◆ STATED TASK
Retype every entry word for word.
==== EXTRACTED RECORDS
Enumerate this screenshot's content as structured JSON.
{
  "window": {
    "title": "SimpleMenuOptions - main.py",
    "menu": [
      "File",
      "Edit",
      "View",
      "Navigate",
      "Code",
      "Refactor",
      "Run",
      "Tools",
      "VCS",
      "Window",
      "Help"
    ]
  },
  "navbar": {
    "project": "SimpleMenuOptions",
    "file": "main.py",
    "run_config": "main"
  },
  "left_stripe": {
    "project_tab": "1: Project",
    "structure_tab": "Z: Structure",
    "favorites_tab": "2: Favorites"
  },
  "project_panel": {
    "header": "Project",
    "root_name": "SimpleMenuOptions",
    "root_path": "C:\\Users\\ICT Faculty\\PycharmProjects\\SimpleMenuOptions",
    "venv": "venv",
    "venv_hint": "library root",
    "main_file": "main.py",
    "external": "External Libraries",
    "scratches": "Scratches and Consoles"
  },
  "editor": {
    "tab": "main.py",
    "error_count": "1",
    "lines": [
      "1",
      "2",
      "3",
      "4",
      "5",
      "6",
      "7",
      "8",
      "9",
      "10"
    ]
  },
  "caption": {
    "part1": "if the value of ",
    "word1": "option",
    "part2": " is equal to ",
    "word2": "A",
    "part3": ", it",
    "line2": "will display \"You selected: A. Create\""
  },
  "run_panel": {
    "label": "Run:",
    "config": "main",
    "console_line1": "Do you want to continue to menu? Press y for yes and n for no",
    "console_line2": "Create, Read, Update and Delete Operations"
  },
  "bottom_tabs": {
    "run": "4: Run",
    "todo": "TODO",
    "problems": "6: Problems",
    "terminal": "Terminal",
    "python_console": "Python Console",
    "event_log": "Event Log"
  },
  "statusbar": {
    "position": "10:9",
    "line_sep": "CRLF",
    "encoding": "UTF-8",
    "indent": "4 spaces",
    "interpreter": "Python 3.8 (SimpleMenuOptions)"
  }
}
========
◆ EXPECTED ANSWER
Enumerate this screenshot's content as structured JSON.
{
  "window": {
    "title": "SimpleMenuOptions - main.py",
    "menu": [
      "File",
      "Edit",
      "View",
      "Navigate",
      "Code",
      "Refactor",
      "Run",
      "Tools",
      "VCS",
      "Window",
      "Help"
    ]
  },
  "navbar": {
    "project": "SimpleMenuOptions",
    "file": "main.py",
    "run_config": "main"
  },
  "left_stripe": {
    "project_tab": "1: Project",
    "structure_tab": "Z: Structure",
    "favorites_tab": "2: Favorites"
  },
  "project_panel": {
    "header": "Project",
    "root_name": "SimpleMenuOptions",
    "root_path": "C:\\Users\\ICT Faculty\\PycharmProjects\\SimpleMenuOptions",
    "venv": "venv",
    "venv_hint": "library root",
    "main_file": "main.py",
    "external": "External Libraries",
    "scratches": "Scratches and Consoles"
  },
  "editor": {
    "tab": "main.py",
    "error_count": "1",
    "lines": [
      "1",
      "2",
      "3",
      "4",
      "5",
      "6",
      "7",
      "8",
      "9",
      "10"
    ]
  },
  "caption": {
    "part1": "if the value of ",
    "word1": "option",
    "part2": " is equal to ",
    "word2": "A",
    "part3": ", it",
    "line2": "will display \"You selected: A. Create\""
  },
  "run_panel": {
    "label": "Run:",
    "config": "main",
    "console_line1": "Do you want to continue to menu? Press y for yes and n for no",
    "console_line2": "Create, Read, Update and Delete Operations"
  },
  "bottom_tabs": {
    "run": "4: Run",
    "todo": "TODO",
    "problems": "6: Problems",
    "terminal": "Terminal",
    "python_console": "Python Console",
    "event_log": "Event Log"
  },
  "statusbar": {
    "position": "10:9",
    "line_sep": "CRLF",
    "encoding": "UTF-8",
    "indent": "4 spaces",
    "interpreter": "Python 3.8 (SimpleMenuOptions)"
  }
}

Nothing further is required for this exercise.